- **Records excerpted from a collection**

────────────────────────────────────────

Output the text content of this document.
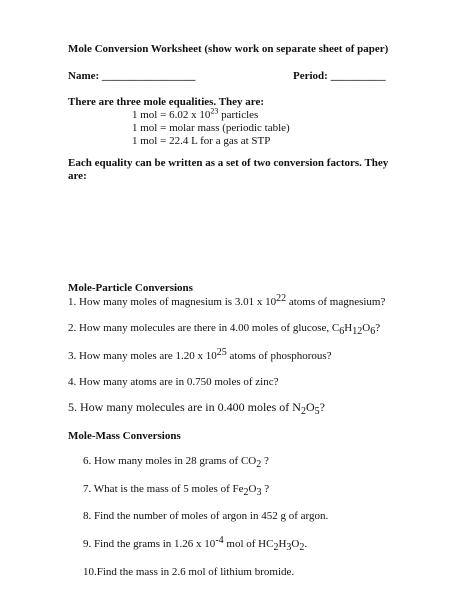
Mole Conversion Worksheet (show work on separate sheet of paper)
Name: _________________	Period: __________
There are three mole equalities. They are:
1 mol = 6.02 x $10^{23}$ particles
1 mol = molar mass (periodic table)
1 mol = 22.4 L for a gas at STP
Each equality can be written as a set of two conversion factors. They
are:
Mole-Particle Conversions
1. How many moles of magnesium is 3.01 x 1022 atoms of magnesium?
2. How many molecules are there in 4.00 moles of glucose, C6H12O6?
3. How many moles are 1.20 x 1025 atoms of phosphorous?
4. How many atoms are in 0.750 moles of zinc?
5. How many molecules are in 0.400 moles of $N_2O_5$?
Mole-Mass Conversions
6. How many moles in 28 grams of CO2 ?
7. What is the mass of 5 moles of Fe2O3 ?
8. Find the number of moles of argon in 452 g of argon.
9. Find the grams in 1.26 x 10-4 mol of HC2H3O2.
10.Find the mass in 2.6 mol of lithium bromide.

────────────────────────────────────────

- **Goal**
Repeat the full listing above exactly, with no pictures in the copy.

- **Answer to this exercise**
Output the text content of this document.
Mole Conversion Worksheet (show work on separate sheet of paper)
Name: _________________	Period: __________
There are three mole equalities. They are:
1 mol = 6.02 x $10^{23}$ particles
1 mol = molar mass (periodic table)
1 mol = 22.4 L for a gas at STP
Each equality can be written as a set of two conversion factors. They
are:
Mole-Particle Conversions
1. How many moles of magnesium is 3.01 x 1022 atoms of magnesium?
2. How many molecules are there in 4.00 moles of glucose, C6H12O6?
3. How many moles are 1.20 x 1025 atoms of phosphorous?
4. How many atoms are in 0.750 moles of zinc?
5. How many molecules are in 0.400 moles of $N_2O_5$?
Mole-Mass Conversions
6. How many moles in 28 grams of CO2 ?
7. What is the mass of 5 moles of Fe2O3 ?
8. Find the number of moles of argon in 452 g of argon.
9. Find the grams in 1.26 x 10-4 mol of HC2H3O2.
10.Find the mass in 2.6 mol of lithium bromide.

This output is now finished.